PROBLEM DESCRIPTION ▸ Update the material from its start through the line containing "toc-entry-title: IV Мальжагарский" by replacing "toc-leader-dots" with "toc-dot-leader". Rewrite that stretch with everything else unchanged.

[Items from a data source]

──────────────────────────────

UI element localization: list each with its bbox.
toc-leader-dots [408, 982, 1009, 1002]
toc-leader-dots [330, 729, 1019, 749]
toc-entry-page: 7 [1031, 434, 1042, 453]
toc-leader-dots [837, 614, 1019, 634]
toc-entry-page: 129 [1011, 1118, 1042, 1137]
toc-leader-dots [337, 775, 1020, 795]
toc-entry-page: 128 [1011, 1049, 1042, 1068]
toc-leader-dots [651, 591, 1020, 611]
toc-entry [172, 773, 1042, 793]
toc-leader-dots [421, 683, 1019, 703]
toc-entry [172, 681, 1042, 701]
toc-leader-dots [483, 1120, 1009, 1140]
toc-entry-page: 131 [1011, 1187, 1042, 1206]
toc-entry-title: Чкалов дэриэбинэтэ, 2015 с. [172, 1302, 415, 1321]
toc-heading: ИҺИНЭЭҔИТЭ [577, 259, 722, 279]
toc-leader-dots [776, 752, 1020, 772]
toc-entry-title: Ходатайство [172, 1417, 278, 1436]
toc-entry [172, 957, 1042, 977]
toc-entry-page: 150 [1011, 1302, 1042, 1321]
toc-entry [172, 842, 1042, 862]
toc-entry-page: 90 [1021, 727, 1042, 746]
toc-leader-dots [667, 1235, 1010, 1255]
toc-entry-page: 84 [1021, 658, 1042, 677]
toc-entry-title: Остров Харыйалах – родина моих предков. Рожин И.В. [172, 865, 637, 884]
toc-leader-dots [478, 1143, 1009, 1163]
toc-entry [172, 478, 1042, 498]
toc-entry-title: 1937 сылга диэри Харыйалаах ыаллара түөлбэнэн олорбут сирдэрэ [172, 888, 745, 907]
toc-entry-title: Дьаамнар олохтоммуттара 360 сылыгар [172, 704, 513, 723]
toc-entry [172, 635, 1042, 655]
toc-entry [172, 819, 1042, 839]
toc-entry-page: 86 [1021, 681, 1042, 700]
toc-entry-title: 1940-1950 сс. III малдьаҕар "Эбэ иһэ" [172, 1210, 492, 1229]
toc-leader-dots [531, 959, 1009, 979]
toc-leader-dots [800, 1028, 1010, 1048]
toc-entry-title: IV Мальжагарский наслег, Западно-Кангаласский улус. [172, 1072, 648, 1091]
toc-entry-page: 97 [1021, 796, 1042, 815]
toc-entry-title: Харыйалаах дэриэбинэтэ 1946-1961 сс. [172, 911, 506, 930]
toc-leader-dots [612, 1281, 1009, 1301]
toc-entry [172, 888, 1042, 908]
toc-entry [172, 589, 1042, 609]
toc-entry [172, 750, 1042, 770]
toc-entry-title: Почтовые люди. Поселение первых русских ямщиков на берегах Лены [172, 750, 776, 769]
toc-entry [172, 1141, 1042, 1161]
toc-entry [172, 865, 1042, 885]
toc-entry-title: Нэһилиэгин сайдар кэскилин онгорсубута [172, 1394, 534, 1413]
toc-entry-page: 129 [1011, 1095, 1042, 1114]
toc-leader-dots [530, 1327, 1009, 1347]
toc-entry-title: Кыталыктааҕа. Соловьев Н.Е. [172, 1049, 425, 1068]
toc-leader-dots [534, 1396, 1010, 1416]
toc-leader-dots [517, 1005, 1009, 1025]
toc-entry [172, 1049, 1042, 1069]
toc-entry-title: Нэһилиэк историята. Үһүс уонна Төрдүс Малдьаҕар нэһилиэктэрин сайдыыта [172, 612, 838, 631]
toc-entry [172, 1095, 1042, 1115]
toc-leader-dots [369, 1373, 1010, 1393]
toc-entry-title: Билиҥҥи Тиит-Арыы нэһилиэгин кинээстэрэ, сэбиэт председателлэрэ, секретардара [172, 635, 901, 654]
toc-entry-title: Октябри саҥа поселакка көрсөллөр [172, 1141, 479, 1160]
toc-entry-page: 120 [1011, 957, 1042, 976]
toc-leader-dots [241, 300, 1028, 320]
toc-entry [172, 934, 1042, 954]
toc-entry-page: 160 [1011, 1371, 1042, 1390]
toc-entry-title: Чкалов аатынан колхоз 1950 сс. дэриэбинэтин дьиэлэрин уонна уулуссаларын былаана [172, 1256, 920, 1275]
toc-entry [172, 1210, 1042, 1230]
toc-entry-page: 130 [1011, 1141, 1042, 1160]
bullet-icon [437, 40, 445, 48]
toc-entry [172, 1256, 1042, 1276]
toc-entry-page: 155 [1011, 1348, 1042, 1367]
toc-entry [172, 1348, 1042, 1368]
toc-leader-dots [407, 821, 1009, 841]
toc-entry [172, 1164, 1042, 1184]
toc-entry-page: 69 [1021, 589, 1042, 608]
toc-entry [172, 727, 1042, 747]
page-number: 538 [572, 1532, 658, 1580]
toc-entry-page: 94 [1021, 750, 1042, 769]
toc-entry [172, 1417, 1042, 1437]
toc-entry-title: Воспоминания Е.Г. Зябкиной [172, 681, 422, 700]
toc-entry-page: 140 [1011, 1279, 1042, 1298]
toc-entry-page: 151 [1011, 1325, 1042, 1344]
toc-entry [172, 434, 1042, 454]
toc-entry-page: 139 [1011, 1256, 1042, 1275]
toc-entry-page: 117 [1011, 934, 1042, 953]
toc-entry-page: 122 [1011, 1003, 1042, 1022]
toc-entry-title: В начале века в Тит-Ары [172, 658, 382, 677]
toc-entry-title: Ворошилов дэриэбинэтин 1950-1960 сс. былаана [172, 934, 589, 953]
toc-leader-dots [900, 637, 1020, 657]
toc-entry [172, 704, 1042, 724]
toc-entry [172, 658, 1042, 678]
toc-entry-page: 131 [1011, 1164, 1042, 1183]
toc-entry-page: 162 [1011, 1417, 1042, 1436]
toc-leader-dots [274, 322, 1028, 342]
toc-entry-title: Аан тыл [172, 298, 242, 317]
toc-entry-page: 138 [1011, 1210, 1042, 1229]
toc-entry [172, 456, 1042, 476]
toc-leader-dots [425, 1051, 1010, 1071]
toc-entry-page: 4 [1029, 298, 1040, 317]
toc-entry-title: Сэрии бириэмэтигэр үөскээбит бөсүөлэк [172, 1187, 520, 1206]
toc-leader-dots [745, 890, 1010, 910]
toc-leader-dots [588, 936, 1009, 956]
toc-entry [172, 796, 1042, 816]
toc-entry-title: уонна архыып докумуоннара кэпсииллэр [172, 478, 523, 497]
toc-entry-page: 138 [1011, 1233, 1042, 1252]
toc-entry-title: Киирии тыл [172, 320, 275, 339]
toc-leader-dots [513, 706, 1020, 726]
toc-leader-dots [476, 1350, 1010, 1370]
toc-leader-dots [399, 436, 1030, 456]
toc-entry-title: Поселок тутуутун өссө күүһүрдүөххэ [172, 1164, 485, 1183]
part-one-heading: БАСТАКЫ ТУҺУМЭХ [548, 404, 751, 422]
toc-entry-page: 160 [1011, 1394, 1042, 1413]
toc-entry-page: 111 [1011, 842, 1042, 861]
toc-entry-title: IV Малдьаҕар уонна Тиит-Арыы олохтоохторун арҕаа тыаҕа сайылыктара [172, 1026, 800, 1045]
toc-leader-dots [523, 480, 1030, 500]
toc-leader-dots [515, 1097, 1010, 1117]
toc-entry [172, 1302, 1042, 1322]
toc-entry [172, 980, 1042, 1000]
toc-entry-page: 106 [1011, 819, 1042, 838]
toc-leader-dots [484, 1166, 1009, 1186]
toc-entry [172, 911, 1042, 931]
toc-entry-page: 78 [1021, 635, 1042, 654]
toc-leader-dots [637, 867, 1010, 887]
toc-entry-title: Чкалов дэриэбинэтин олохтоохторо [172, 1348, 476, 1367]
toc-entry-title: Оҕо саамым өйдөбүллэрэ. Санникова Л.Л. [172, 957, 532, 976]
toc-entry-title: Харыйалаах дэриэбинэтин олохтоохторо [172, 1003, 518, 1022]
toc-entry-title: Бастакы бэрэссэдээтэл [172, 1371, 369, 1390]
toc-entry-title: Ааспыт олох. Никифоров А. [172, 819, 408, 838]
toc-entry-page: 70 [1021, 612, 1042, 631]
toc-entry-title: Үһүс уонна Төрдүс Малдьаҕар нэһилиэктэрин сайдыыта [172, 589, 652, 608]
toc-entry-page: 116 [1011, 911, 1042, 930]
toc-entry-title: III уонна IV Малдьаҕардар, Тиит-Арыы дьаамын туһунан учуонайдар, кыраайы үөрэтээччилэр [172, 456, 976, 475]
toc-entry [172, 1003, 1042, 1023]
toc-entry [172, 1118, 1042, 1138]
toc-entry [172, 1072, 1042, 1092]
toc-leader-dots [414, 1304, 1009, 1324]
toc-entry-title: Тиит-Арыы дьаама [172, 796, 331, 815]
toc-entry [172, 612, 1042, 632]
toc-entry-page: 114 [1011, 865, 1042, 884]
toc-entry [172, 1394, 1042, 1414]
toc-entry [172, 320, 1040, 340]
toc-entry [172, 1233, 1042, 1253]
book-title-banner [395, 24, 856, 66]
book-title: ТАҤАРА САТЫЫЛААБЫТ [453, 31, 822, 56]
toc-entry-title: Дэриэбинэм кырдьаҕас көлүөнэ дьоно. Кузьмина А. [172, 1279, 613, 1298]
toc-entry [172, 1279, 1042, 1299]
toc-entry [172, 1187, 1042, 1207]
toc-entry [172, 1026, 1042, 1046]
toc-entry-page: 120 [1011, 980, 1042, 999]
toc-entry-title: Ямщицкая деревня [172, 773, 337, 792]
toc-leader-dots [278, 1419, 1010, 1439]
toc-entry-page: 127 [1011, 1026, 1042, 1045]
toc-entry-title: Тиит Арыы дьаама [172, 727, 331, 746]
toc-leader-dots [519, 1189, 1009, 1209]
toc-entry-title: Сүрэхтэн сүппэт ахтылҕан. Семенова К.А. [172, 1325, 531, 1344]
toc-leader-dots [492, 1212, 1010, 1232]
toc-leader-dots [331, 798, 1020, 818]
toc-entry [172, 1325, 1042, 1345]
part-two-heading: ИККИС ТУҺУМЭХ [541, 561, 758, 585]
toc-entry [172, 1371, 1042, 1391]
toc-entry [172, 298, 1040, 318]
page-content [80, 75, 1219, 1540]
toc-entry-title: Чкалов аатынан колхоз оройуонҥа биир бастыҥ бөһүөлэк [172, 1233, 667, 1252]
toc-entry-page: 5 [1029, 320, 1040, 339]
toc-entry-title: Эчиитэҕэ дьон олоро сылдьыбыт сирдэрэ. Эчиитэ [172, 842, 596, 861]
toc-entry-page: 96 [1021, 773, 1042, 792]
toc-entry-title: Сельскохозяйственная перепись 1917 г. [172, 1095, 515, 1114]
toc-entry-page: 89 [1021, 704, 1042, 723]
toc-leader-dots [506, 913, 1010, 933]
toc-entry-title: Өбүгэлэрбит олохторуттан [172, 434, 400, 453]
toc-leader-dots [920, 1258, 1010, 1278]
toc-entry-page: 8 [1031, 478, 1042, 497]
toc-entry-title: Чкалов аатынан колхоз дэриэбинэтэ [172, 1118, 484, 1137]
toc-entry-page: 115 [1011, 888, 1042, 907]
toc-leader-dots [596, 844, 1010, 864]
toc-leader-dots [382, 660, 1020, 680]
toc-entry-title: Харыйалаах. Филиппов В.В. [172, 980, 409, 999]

──────────────────────────────

RESULT FOR THIS TASK ▸
UI element localization: list each with its bbox.
toc-dot-leader [408, 982, 1009, 1002]
toc-dot-leader [330, 729, 1019, 749]
toc-entry-page: 7 [1031, 434, 1042, 453]
toc-dot-leader [837, 614, 1019, 634]
toc-entry-page: 129 [1011, 1118, 1042, 1137]
toc-dot-leader [337, 775, 1020, 795]
toc-entry-page: 128 [1011, 1049, 1042, 1068]
toc-dot-leader [651, 591, 1020, 611]
toc-entry [172, 773, 1042, 793]
toc-dot-leader [421, 683, 1019, 703]
toc-entry [172, 681, 1042, 701]
toc-dot-leader [483, 1120, 1009, 1140]
toc-entry-page: 131 [1011, 1187, 1042, 1206]
toc-entry-title: Чкалов дэриэбинэтэ, 2015 с. [172, 1302, 415, 1321]
toc-heading: ИҺИНЭЭҔИТЭ [577, 259, 722, 279]
toc-dot-leader [776, 752, 1020, 772]
toc-entry-title: Ходатайство [172, 1417, 278, 1436]
toc-entry [172, 957, 1042, 977]
toc-entry-page: 150 [1011, 1302, 1042, 1321]
toc-entry [172, 842, 1042, 862]
toc-entry-page: 90 [1021, 727, 1042, 746]
toc-dot-leader [667, 1235, 1010, 1255]
toc-entry-page: 84 [1021, 658, 1042, 677]
toc-entry-title: Остров Харыйалах – родина моих предков. Рожин И.В. [172, 865, 637, 884]
toc-dot-leader [478, 1143, 1009, 1163]
toc-entry [172, 478, 1042, 498]
toc-entry-title: 1937 сылга диэри Харыйалаах ыаллара түөлбэнэн олорбут сирдэрэ [172, 888, 745, 907]
toc-entry-title: Дьаамнар олохтоммуттара 360 сылыгар [172, 704, 513, 723]
toc-entry [172, 635, 1042, 655]
toc-entry [172, 819, 1042, 839]
toc-entry-page: 86 [1021, 681, 1042, 700]
toc-entry-title: 1940-1950 сс. III малдьаҕар "Эбэ иһэ" [172, 1210, 492, 1229]
toc-dot-leader [531, 959, 1009, 979]
toc-dot-leader [800, 1028, 1010, 1048]
toc-entry-title: IV Мальжагарский наслег, Западно-Кангаласский улус. [172, 1072, 648, 1091]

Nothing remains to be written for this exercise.